Copy every line with the string "SRMTID" in it.

◆ ◆ ◆ ◆ ◆ ◆ ◆

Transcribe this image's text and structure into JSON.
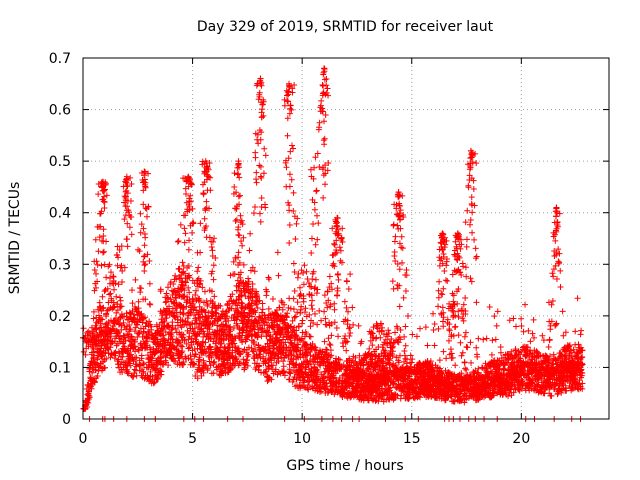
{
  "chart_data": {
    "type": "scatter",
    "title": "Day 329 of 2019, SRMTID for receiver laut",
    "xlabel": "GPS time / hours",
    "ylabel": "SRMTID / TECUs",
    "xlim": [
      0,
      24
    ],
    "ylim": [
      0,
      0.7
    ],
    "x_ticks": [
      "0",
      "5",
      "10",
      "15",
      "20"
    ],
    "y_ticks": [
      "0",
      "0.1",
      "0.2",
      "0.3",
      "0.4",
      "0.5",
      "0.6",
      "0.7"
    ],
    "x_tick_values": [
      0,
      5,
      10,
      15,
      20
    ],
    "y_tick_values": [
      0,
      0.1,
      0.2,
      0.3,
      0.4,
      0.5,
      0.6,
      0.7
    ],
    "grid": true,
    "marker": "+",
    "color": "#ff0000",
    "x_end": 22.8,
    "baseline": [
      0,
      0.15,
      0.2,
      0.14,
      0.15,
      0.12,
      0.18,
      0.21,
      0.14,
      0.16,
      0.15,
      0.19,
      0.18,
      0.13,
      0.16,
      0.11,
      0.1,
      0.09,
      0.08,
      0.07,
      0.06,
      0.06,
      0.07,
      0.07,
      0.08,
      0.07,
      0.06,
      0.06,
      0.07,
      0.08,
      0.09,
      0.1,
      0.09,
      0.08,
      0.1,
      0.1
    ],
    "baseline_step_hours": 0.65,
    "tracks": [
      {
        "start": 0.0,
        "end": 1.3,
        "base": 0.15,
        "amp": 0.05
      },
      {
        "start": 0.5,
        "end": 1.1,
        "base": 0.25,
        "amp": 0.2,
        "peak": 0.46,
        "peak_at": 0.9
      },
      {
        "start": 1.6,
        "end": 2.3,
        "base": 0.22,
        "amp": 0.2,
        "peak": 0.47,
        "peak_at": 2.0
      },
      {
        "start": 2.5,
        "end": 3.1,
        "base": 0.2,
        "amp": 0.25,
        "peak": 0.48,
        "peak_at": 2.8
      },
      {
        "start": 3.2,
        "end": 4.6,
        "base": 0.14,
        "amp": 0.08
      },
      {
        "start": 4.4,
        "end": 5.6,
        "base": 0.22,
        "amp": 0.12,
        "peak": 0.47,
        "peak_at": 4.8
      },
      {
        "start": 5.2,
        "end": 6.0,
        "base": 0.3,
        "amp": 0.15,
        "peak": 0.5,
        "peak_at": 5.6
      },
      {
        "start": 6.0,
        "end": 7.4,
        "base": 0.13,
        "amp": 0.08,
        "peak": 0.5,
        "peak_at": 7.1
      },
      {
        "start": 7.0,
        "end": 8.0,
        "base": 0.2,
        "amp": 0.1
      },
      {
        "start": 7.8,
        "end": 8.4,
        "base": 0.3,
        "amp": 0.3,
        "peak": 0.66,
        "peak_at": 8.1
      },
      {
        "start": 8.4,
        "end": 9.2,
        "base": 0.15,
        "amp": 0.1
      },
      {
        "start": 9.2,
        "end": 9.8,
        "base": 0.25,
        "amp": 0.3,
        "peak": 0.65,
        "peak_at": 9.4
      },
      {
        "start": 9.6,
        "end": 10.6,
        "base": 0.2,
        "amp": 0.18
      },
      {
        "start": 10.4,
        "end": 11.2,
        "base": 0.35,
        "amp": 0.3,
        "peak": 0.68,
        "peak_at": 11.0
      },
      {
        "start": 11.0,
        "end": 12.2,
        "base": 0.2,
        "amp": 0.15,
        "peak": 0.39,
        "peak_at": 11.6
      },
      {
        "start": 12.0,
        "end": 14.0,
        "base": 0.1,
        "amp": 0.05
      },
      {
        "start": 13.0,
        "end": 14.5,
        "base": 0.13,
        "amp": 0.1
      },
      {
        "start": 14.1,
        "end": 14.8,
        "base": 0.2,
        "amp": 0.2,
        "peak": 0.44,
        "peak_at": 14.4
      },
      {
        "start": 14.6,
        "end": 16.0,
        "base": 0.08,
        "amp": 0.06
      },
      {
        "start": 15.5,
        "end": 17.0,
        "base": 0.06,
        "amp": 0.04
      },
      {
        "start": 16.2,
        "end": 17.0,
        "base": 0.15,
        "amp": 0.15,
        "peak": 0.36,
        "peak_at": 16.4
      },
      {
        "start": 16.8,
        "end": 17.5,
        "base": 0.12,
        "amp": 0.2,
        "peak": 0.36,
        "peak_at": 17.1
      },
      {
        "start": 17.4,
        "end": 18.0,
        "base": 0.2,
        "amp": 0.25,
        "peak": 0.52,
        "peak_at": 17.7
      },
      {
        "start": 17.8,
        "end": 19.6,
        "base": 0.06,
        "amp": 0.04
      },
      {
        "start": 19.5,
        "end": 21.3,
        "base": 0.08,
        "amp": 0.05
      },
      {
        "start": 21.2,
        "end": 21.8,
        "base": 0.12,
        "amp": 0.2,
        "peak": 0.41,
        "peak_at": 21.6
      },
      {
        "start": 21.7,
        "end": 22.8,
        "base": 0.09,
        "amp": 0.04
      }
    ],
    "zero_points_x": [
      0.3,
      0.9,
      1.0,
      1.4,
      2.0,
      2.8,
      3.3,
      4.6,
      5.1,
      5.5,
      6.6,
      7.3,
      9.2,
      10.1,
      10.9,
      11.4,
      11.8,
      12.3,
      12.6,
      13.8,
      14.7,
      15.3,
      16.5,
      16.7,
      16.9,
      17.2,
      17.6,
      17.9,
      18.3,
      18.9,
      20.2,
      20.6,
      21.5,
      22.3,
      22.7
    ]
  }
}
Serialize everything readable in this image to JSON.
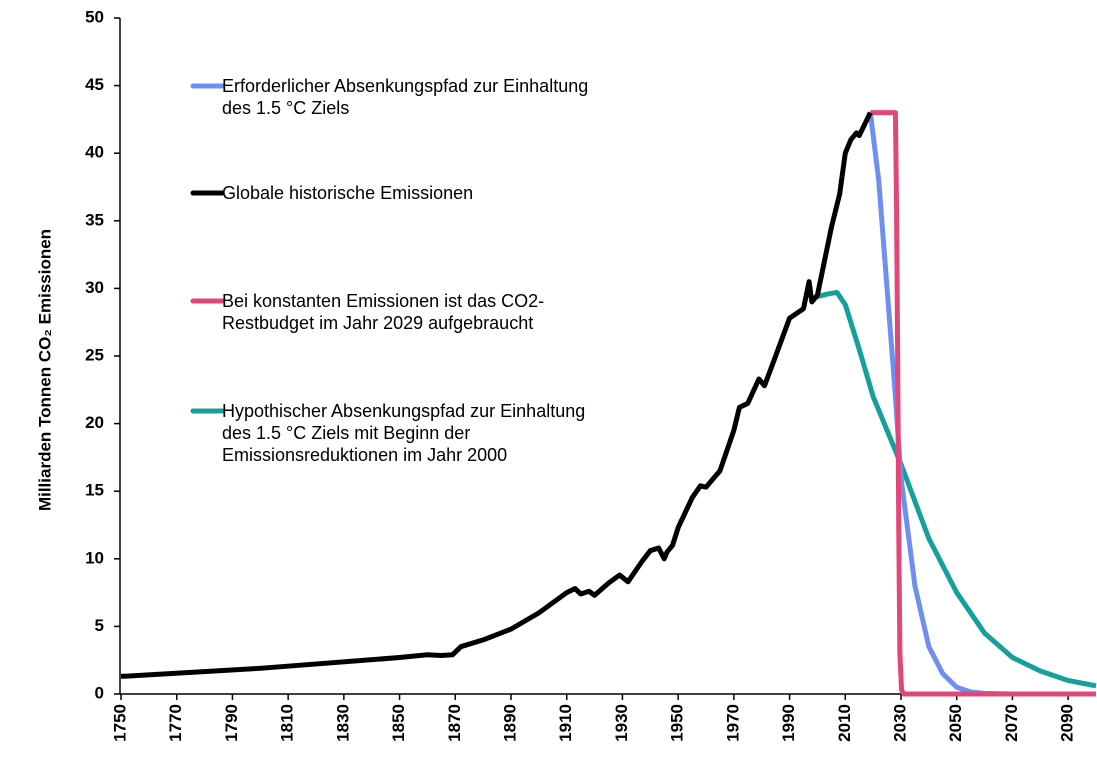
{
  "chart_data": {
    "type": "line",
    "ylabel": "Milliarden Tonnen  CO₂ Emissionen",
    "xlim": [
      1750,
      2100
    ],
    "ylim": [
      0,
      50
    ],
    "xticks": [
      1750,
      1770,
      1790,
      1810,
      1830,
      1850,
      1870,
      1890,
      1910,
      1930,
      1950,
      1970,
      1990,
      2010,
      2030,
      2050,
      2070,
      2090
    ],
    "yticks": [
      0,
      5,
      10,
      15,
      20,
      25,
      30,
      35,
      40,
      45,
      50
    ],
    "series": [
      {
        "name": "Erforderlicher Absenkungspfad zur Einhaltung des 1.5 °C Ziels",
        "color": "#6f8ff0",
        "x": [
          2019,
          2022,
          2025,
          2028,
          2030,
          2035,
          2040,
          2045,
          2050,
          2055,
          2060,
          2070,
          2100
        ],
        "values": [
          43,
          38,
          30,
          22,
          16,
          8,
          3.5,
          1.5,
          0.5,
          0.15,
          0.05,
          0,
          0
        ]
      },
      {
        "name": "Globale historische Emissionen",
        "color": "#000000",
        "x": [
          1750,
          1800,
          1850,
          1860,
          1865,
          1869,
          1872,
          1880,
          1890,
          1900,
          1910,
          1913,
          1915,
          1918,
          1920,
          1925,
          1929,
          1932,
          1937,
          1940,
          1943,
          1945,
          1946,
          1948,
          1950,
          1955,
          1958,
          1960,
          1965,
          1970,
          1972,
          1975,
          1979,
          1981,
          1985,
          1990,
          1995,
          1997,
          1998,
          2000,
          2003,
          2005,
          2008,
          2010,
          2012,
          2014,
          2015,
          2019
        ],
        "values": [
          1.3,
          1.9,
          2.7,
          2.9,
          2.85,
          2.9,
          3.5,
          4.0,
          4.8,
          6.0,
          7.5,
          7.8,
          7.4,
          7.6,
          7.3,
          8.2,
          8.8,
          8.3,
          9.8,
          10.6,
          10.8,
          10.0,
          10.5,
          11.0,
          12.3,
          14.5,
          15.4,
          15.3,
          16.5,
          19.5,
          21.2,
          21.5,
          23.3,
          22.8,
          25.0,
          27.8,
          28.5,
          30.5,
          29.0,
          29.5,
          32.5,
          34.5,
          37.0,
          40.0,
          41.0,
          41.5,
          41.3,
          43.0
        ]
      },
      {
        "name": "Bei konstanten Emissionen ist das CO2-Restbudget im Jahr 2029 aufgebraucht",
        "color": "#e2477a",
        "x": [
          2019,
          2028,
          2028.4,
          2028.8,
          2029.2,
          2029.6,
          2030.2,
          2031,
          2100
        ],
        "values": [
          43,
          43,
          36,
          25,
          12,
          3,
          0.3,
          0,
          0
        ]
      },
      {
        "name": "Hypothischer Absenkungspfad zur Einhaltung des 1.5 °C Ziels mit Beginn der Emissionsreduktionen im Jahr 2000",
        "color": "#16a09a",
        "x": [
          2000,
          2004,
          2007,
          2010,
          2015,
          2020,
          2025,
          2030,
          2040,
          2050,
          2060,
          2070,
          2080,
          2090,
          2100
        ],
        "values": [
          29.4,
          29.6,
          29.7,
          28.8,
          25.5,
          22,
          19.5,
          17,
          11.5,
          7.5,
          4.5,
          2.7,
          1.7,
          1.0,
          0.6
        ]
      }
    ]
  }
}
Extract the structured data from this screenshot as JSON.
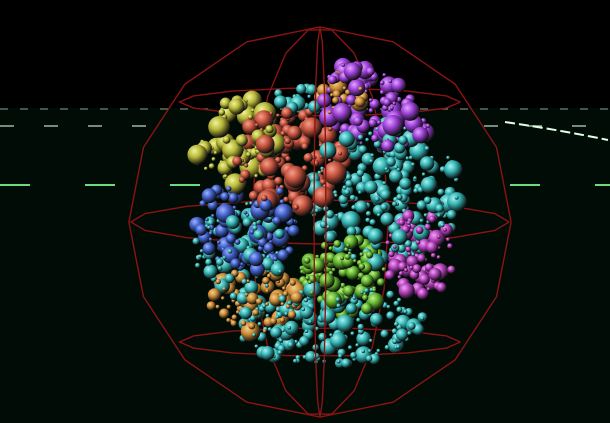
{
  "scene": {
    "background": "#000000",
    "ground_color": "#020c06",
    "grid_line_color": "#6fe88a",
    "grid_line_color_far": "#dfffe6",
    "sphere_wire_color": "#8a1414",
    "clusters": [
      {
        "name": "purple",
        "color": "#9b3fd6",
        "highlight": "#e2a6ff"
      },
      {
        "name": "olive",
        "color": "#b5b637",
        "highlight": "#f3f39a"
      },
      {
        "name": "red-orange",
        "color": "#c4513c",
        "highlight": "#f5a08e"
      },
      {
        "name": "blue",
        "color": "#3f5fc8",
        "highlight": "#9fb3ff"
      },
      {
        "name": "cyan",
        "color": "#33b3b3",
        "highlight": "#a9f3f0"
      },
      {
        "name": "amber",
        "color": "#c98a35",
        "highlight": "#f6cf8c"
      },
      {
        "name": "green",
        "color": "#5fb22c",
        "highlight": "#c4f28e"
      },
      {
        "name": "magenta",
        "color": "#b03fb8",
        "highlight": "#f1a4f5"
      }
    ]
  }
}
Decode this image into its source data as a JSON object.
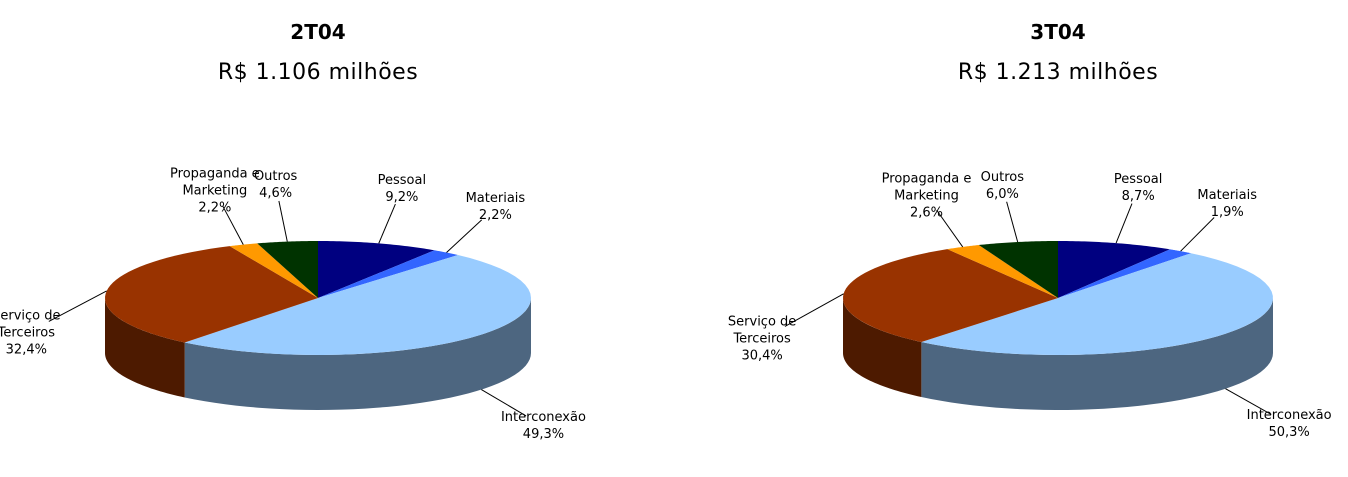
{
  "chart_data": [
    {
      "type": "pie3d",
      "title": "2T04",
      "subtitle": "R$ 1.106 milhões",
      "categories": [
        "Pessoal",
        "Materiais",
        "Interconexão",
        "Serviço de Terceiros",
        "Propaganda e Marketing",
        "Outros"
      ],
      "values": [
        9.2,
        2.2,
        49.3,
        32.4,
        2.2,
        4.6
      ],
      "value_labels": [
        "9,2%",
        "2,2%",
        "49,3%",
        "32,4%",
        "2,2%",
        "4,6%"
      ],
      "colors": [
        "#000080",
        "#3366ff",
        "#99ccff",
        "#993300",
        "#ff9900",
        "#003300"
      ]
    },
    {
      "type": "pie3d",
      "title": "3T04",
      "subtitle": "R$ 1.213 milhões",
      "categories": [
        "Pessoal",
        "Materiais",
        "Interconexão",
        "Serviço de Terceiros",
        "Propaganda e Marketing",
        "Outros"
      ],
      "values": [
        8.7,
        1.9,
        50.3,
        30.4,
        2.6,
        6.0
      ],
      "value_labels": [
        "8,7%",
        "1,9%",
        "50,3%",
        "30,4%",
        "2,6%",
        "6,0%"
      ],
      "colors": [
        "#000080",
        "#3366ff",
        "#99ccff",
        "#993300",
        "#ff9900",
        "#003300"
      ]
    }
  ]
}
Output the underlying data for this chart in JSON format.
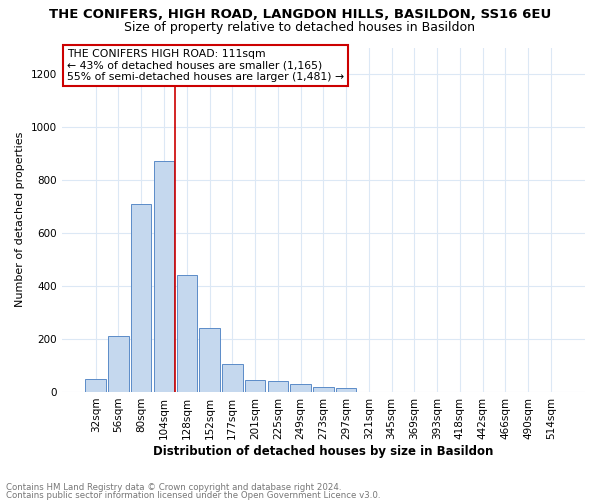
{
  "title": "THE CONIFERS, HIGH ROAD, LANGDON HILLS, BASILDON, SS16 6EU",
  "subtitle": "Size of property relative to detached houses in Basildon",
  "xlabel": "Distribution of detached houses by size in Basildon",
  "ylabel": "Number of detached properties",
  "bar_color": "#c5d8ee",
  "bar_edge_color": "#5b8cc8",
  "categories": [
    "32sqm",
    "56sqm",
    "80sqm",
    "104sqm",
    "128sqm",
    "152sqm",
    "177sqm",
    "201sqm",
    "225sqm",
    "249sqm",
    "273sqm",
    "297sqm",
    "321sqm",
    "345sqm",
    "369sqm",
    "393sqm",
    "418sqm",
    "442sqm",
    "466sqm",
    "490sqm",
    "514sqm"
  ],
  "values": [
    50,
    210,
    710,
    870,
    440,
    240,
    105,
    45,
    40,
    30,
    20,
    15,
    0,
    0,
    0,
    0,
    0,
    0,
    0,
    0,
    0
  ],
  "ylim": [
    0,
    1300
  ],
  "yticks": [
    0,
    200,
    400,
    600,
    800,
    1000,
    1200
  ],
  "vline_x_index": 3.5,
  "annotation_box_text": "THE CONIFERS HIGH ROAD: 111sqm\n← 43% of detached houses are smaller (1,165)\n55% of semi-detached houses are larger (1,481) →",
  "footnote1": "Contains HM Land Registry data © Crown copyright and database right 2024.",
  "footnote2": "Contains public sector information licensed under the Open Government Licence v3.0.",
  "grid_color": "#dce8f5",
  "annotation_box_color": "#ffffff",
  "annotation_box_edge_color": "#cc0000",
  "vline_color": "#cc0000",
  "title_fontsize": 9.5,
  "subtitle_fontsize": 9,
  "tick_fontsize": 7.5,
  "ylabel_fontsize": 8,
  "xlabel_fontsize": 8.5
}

◆ ◆ ◆ ◆ ◆ ◆ ◆

__Exercise output__:
    "title": "Day 329 of 2019, SRMTID for receiver laut",
    "ylabel": "SRMTID / TECUs",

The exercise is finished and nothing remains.